● PROBLEM TO SOLVE: Look through the data and write out every line with the word "count" in it.

● DATA FOR PROCESSING:

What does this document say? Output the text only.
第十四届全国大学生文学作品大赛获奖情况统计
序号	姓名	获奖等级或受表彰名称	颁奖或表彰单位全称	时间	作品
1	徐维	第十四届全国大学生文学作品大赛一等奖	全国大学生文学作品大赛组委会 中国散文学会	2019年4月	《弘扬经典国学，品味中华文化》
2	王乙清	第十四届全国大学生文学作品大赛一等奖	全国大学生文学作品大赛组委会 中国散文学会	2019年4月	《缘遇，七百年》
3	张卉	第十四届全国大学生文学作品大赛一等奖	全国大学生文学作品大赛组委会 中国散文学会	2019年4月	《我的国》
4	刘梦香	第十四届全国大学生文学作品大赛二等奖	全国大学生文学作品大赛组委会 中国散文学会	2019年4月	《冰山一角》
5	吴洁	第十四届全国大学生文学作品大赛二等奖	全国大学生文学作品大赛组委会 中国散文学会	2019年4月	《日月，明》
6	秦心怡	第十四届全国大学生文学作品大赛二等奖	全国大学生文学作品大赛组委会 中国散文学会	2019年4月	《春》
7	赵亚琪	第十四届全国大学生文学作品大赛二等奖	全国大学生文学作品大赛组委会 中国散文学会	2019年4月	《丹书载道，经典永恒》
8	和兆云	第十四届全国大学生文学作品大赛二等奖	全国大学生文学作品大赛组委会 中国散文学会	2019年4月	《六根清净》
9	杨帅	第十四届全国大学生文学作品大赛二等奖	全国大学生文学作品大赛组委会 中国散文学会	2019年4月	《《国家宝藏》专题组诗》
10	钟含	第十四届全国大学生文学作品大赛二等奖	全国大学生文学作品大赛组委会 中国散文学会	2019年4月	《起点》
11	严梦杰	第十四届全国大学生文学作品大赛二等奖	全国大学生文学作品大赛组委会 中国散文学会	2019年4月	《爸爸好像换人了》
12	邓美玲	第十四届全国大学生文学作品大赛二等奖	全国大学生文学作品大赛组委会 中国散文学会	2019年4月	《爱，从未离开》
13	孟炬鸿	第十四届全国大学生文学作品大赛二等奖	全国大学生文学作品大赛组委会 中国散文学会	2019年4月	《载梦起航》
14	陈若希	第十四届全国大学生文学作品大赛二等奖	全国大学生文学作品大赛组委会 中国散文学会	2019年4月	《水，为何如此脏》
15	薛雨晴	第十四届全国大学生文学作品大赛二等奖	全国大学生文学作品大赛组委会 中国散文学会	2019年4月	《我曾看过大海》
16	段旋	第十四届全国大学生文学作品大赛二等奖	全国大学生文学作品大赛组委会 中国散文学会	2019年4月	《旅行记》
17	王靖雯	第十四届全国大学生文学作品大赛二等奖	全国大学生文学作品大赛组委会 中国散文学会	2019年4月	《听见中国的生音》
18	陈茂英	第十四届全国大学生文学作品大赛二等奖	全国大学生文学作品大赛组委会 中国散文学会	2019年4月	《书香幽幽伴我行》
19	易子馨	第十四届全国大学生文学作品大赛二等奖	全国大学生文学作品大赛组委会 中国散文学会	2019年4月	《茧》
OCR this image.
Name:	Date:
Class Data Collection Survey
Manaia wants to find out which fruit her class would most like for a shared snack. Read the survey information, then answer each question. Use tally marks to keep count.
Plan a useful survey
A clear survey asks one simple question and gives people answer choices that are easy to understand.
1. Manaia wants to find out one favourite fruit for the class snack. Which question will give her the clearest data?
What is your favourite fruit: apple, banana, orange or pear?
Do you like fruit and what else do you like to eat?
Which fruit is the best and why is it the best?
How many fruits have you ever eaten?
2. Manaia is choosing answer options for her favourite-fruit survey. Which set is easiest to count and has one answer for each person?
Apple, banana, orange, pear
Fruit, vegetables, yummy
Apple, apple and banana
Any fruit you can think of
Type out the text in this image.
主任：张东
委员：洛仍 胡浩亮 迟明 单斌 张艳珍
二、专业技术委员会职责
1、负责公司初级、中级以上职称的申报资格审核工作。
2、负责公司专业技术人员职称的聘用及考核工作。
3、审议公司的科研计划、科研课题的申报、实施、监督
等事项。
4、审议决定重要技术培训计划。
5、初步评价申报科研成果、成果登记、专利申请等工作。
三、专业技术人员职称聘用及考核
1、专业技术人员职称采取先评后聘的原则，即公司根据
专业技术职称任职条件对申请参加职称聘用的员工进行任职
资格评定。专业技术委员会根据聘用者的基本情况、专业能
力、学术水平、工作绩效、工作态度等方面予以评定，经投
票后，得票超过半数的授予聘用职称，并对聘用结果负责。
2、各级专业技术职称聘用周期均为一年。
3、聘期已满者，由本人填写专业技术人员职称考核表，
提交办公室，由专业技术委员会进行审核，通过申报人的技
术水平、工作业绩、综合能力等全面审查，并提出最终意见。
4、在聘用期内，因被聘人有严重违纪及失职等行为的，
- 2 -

● SOLUTION TO THE EXERCISE:
Manaia wants to find out which fruit her class would most like for a shared snack. Read the survey information, then answer each question. Use tally marks to keep count.
2. Manaia is choosing answer options for her favourite-fruit survey. Which set is easiest to count and has one answer for each person?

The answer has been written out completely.